▶ [What is required]: Quote all entries exactly, leaving pictures aside.
═════ Data for processing
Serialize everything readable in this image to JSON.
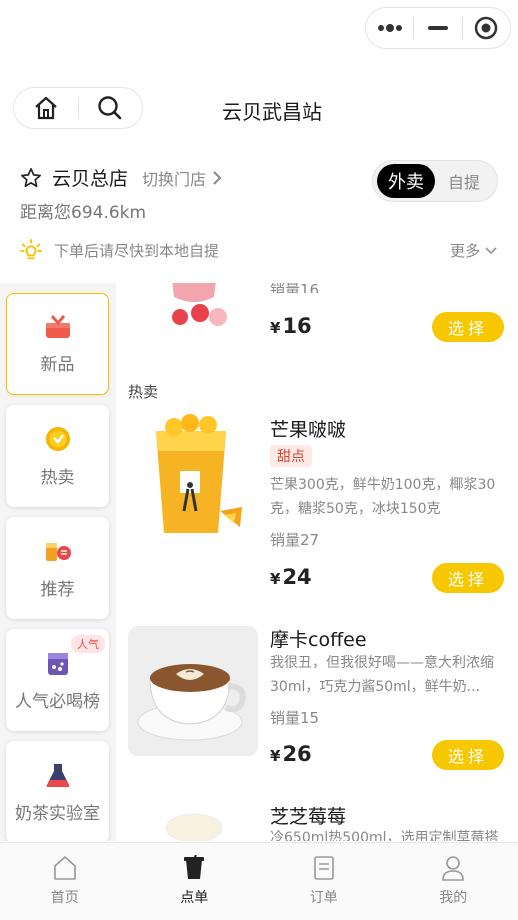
{
  "header": {
    "title": "云贝武昌站"
  },
  "store": {
    "name": "云贝总店",
    "switch_label": "切换门店",
    "distance": "距离您694.6km"
  },
  "mode": {
    "active": "外卖",
    "inactive": "自提"
  },
  "notice": {
    "text": "下单后请尽快到本地自提",
    "more_label": "更多"
  },
  "categories": [
    {
      "label": "新品",
      "icon": "gift-icon"
    },
    {
      "label": "热卖",
      "icon": "coin-icon"
    },
    {
      "label": "推荐",
      "icon": "drinks-icon"
    },
    {
      "label": "人气必喝榜",
      "icon": "cup-icon",
      "badge": "人气"
    },
    {
      "label": "奶茶实验室",
      "icon": "flask-icon"
    }
  ],
  "products": {
    "partial_top": {
      "price": "16",
      "sales": "销量16"
    },
    "section_hot": "热卖",
    "items": [
      {
        "name": "芒果啵啵",
        "tag": "甜点",
        "desc": "芒果300克，鲜牛奶100克，椰浆30克，糖浆50克，冰块150克",
        "sales": "销量27",
        "price": "24"
      },
      {
        "name": "摩卡coffee",
        "desc": "我很丑，但我很好喝——意大利浓缩30ml，巧克力酱50ml，鲜牛奶...",
        "sales": "销量15",
        "price": "26"
      },
      {
        "name": "芝芝莓莓",
        "desc": "冷650ml热500ml，选用定制草莓搭"
      }
    ],
    "currency": "¥",
    "select_label": "选择"
  },
  "tabbar": [
    {
      "label": "首页",
      "icon": "home-icon"
    },
    {
      "label": "点单",
      "icon": "order-cup-icon",
      "active": true
    },
    {
      "label": "订单",
      "icon": "receipt-icon"
    },
    {
      "label": "我的",
      "icon": "user-icon"
    }
  ],
  "colors": {
    "accent": "#f7c800",
    "tag_bg": "#fde9e6",
    "tag_text": "#e0452d"
  }
}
══════════
▶ [Exercise response]:
Serialize everything readable in this image to JSON.
{
  "header": {
    "title": "云贝武昌站"
  },
  "store": {
    "name": "云贝总店",
    "switch_label": "切换门店",
    "distance": "距离您694.6km"
  },
  "mode": {
    "active": "外卖",
    "inactive": "自提"
  },
  "notice": {
    "text": "下单后请尽快到本地自提",
    "more_label": "更多"
  },
  "categories": [
    {
      "label": "新品",
      "icon": "gift-icon"
    },
    {
      "label": "热卖",
      "icon": "coin-icon"
    },
    {
      "label": "推荐",
      "icon": "drinks-icon"
    },
    {
      "label": "人气必喝榜",
      "icon": "cup-icon",
      "badge": "人气"
    },
    {
      "label": "奶茶实验室",
      "icon": "flask-icon"
    }
  ],
  "products": {
    "partial_top": {
      "price": "16",
      "sales": "销量16"
    },
    "section_hot": "热卖",
    "items": [
      {
        "name": "芒果啵啵",
        "tag": "甜点",
        "desc": "芒果300克，鲜牛奶100克，椰浆30克，糖浆50克，冰块150克",
        "sales": "销量27",
        "price": "24"
      },
      {
        "name": "摩卡coffee",
        "desc": "我很丑，但我很好喝——意大利浓缩30ml，巧克力酱50ml，鲜牛奶...",
        "sales": "销量15",
        "price": "26"
      },
      {
        "name": "芝芝莓莓",
        "desc": "冷650ml热500ml，选用定制草莓搭"
      }
    ],
    "currency": "¥",
    "select_label": "选择"
  },
  "tabbar": [
    {
      "label": "首页",
      "icon": "home-icon"
    },
    {
      "label": "点单",
      "icon": "order-cup-icon",
      "active": true
    },
    {
      "label": "订单",
      "icon": "receipt-icon"
    },
    {
      "label": "我的",
      "icon": "user-icon"
    }
  ],
  "colors": {
    "accent": "#f7c800",
    "tag_bg": "#fde9e6",
    "tag_text": "#e0452d"
  }
}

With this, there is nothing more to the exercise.